▸ SET TASK
Among the entries, which lines carry the string "eyes"? Copy each of them.

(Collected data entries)
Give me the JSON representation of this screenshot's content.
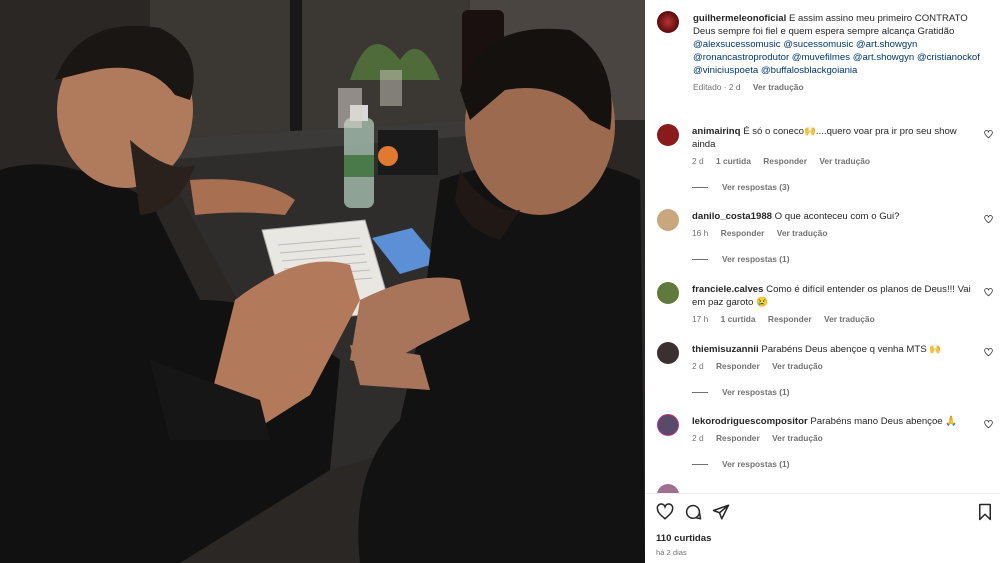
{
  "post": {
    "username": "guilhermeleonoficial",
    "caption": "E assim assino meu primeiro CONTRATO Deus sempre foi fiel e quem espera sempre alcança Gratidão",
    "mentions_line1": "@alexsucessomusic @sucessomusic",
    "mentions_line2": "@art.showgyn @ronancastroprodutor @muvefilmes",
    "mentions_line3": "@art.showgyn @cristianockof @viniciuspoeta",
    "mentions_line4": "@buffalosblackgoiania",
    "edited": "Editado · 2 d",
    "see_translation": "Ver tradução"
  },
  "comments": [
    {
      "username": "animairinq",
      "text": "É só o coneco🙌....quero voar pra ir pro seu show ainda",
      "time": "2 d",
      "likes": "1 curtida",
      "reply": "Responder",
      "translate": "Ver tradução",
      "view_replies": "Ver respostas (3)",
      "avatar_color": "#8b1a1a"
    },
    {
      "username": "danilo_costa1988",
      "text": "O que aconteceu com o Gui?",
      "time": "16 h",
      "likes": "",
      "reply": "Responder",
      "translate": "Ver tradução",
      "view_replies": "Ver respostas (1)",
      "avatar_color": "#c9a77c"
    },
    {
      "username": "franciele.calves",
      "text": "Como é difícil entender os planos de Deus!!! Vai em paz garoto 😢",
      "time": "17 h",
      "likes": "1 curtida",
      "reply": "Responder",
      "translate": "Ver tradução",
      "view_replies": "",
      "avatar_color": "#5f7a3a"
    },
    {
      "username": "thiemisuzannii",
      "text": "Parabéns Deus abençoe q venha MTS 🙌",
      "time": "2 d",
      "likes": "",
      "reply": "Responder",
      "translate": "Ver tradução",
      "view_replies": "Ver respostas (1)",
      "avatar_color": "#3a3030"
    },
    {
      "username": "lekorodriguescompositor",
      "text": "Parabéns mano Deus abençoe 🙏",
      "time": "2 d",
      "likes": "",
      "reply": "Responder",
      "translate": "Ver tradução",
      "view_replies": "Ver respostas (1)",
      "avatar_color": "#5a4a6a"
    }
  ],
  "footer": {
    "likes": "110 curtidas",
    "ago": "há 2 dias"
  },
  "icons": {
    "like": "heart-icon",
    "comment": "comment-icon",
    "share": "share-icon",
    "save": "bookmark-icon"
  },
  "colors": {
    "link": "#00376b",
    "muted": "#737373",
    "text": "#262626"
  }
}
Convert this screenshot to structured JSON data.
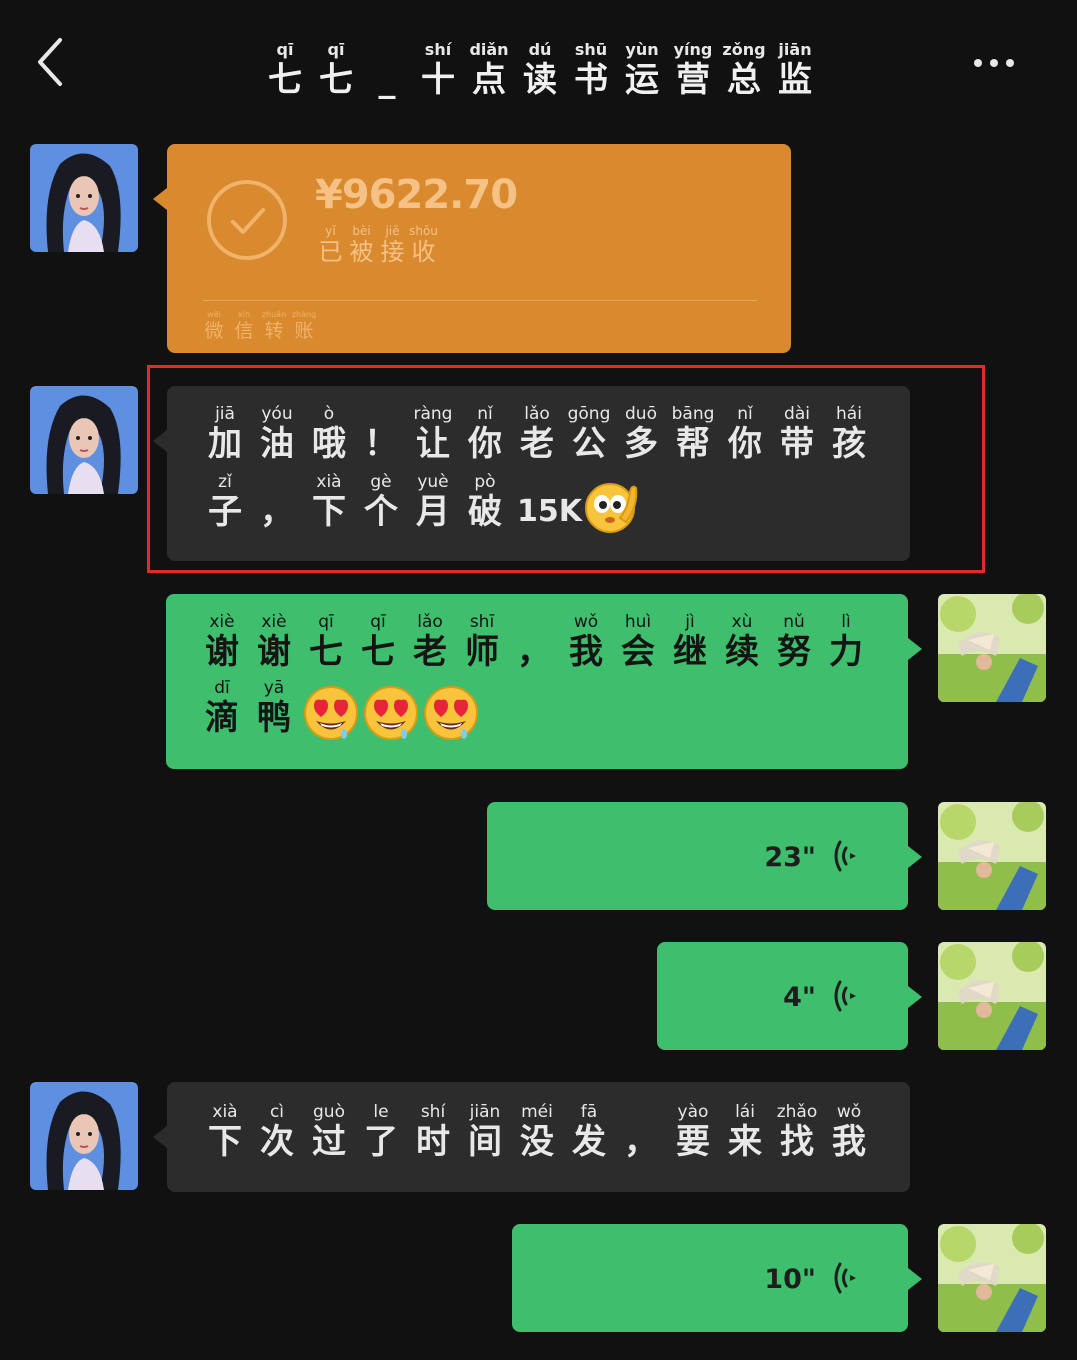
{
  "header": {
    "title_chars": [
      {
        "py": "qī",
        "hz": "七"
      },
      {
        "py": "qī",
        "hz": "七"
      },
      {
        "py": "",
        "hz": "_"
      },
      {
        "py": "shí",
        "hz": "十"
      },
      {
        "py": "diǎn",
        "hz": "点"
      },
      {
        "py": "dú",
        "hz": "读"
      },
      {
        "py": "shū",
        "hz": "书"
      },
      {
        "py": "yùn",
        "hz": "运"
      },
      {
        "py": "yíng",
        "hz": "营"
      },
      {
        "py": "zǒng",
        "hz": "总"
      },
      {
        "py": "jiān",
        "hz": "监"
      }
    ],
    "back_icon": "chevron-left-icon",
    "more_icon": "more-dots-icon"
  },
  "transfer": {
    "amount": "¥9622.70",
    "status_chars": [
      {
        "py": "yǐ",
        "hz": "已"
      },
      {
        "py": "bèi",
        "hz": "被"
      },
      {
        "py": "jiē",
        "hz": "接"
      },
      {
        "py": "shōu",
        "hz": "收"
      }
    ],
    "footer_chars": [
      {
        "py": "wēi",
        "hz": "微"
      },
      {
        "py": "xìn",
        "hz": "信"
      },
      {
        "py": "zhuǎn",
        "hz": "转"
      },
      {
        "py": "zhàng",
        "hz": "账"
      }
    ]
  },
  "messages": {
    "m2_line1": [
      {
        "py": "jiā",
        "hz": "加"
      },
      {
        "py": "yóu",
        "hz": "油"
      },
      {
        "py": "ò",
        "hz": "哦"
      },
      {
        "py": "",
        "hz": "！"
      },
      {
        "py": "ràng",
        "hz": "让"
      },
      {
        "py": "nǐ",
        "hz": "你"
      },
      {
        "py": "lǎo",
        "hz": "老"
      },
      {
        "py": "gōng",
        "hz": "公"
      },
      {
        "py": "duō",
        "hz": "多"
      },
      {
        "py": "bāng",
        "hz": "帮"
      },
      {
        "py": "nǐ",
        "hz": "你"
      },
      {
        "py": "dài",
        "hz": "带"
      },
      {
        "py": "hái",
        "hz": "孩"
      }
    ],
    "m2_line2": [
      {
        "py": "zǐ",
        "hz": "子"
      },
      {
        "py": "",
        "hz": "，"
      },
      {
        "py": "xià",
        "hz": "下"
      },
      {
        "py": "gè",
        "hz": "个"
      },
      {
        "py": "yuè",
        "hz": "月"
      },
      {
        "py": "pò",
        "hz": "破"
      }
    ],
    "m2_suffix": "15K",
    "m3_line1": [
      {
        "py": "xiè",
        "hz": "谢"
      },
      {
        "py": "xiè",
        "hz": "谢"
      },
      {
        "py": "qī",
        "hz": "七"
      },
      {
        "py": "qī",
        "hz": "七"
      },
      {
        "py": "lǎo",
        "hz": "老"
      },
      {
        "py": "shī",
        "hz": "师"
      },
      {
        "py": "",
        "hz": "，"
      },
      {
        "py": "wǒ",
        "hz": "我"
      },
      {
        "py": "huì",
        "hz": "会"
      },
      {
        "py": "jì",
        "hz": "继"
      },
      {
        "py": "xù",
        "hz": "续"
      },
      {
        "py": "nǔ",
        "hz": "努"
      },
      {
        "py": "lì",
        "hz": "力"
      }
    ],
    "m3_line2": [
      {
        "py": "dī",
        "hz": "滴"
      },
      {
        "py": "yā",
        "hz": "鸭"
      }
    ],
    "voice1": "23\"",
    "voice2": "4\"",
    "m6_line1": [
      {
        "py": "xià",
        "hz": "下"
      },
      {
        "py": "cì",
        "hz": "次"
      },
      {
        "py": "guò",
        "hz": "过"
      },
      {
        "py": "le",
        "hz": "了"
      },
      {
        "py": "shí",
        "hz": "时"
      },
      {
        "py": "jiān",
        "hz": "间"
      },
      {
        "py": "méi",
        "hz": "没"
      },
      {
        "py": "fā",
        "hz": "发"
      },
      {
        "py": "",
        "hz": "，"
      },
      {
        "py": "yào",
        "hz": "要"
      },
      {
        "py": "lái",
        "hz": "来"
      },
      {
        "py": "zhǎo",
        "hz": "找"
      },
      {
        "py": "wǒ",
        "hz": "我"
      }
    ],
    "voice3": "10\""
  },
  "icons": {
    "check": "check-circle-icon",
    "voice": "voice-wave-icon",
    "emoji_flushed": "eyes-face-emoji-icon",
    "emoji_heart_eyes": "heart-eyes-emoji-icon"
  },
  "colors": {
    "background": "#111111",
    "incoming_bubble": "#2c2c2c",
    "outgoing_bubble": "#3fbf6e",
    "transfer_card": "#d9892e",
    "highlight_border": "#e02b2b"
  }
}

▸ RIGHT ANSWER
    "emoji_flushed": "eyes-face-emoji-icon",
    "emoji_heart_eyes": "heart-eyes-emoji-icon"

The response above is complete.